Written task:
Copy out the data exactly, leaving the pictures behind.

--- Start of Dataset excerpts ---

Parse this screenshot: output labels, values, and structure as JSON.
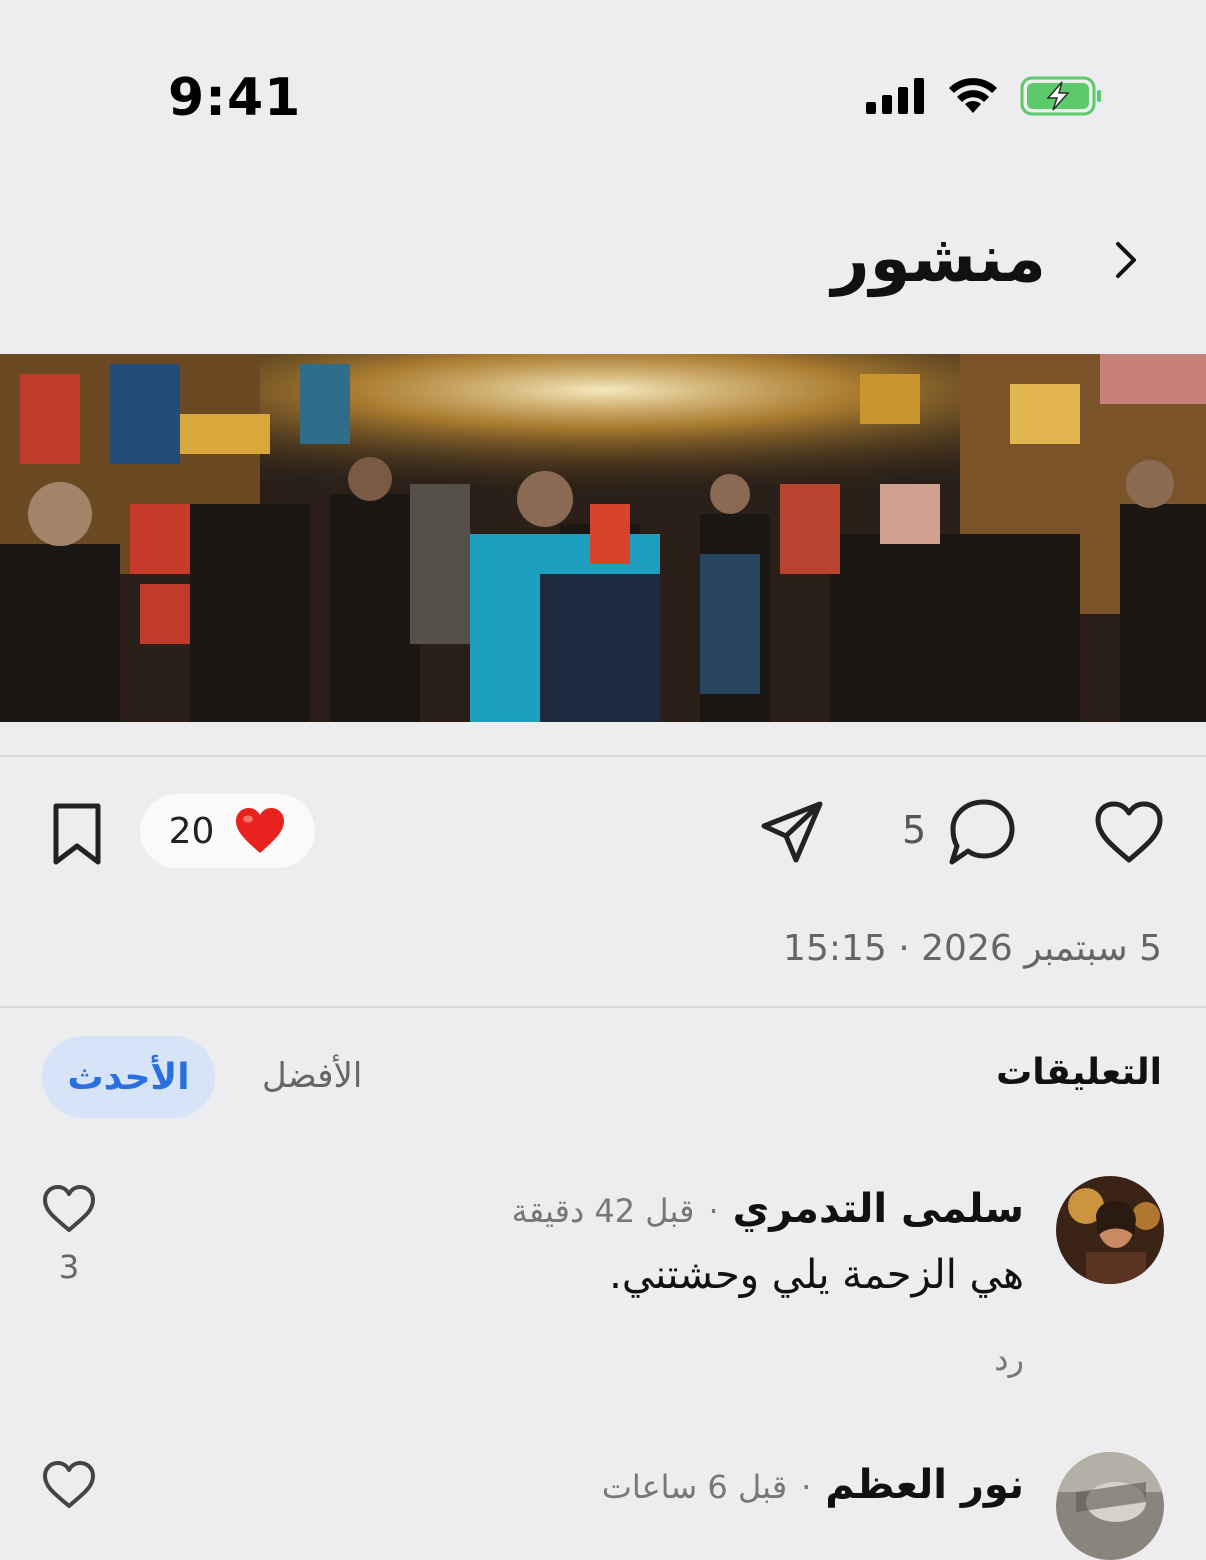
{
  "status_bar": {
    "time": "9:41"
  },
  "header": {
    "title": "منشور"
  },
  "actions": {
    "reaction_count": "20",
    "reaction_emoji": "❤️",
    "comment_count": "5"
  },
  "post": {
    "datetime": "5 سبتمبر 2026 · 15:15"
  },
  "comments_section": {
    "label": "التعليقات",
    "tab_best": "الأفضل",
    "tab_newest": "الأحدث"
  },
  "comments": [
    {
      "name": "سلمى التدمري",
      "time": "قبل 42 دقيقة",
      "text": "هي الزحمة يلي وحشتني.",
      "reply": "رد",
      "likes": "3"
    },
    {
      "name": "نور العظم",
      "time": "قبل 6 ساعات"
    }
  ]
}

--- End of Dataset excerpts ---

Result:
Parse this screenshot: output labels, values, and structure as JSON.
{
  "status_bar": {
    "time": "9:41"
  },
  "header": {
    "title": "منشور"
  },
  "actions": {
    "reaction_count": "20",
    "reaction_emoji": "❤️",
    "comment_count": "5"
  },
  "post": {
    "datetime": "5 سبتمبر 2026 · 15:15"
  },
  "comments_section": {
    "label": "التعليقات",
    "tab_best": "الأفضل",
    "tab_newest": "الأحدث"
  },
  "comments": [
    {
      "name": "سلمى التدمري",
      "time": "قبل 42 دقيقة",
      "text": "هي الزحمة يلي وحشتني.",
      "reply": "رد",
      "likes": "3"
    },
    {
      "name": "نور العظم",
      "time": "قبل 6 ساعات"
    }
  ]
}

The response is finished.